Rows from a dataset
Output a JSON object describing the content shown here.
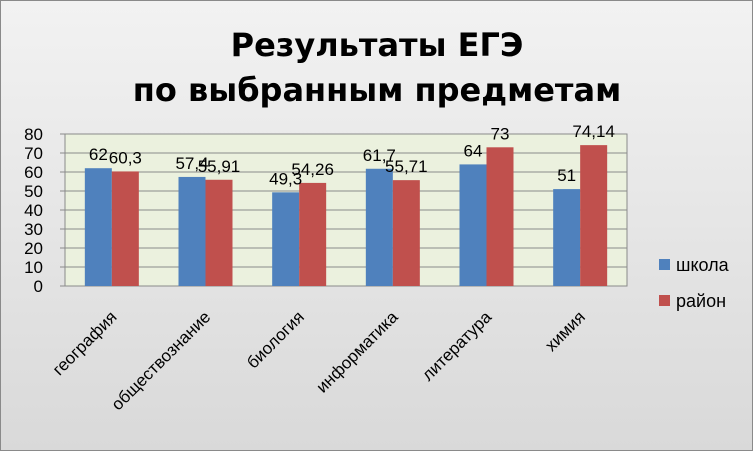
{
  "chart_data": {
    "type": "bar",
    "title": "Результаты ЕГЭ",
    "subtitle": "по выбранным предметам",
    "categories": [
      "география",
      "обществознание",
      "биология",
      "информатика",
      "литература",
      "химия"
    ],
    "series": [
      {
        "name": "школа",
        "values": [
          62,
          57.4,
          49.3,
          61.7,
          64,
          51
        ],
        "labels": [
          "62",
          "57,4",
          "49,3",
          "61,7",
          "64",
          "51"
        ],
        "color": "#4f81bd"
      },
      {
        "name": "район",
        "values": [
          60.3,
          55.91,
          54.26,
          55.71,
          73,
          74.14
        ],
        "labels": [
          "60,3",
          "55,91",
          "54,26",
          "55,71",
          "73",
          "74,14"
        ],
        "color": "#c0504d"
      }
    ],
    "ylim": [
      0,
      80
    ],
    "yticks": [
      0,
      10,
      20,
      30,
      40,
      50,
      60,
      70,
      80
    ],
    "grid": true,
    "plot_background": "#ebf1de",
    "legend_position": "right"
  }
}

### TASK OBJECTIVE
Restate the records word for word, omitting images.

### REPLY TO THE EXERCISE
Output a JSON object describing the content shown here.
{
  "chart_data": {
    "type": "bar",
    "title": "Результаты ЕГЭ",
    "subtitle": "по выбранным предметам",
    "categories": [
      "география",
      "обществознание",
      "биология",
      "информатика",
      "литература",
      "химия"
    ],
    "series": [
      {
        "name": "школа",
        "values": [
          62,
          57.4,
          49.3,
          61.7,
          64,
          51
        ],
        "labels": [
          "62",
          "57,4",
          "49,3",
          "61,7",
          "64",
          "51"
        ],
        "color": "#4f81bd"
      },
      {
        "name": "район",
        "values": [
          60.3,
          55.91,
          54.26,
          55.71,
          73,
          74.14
        ],
        "labels": [
          "60,3",
          "55,91",
          "54,26",
          "55,71",
          "73",
          "74,14"
        ],
        "color": "#c0504d"
      }
    ],
    "ylim": [
      0,
      80
    ],
    "yticks": [
      0,
      10,
      20,
      30,
      40,
      50,
      60,
      70,
      80
    ],
    "grid": true,
    "plot_background": "#ebf1de",
    "legend_position": "right"
  }
}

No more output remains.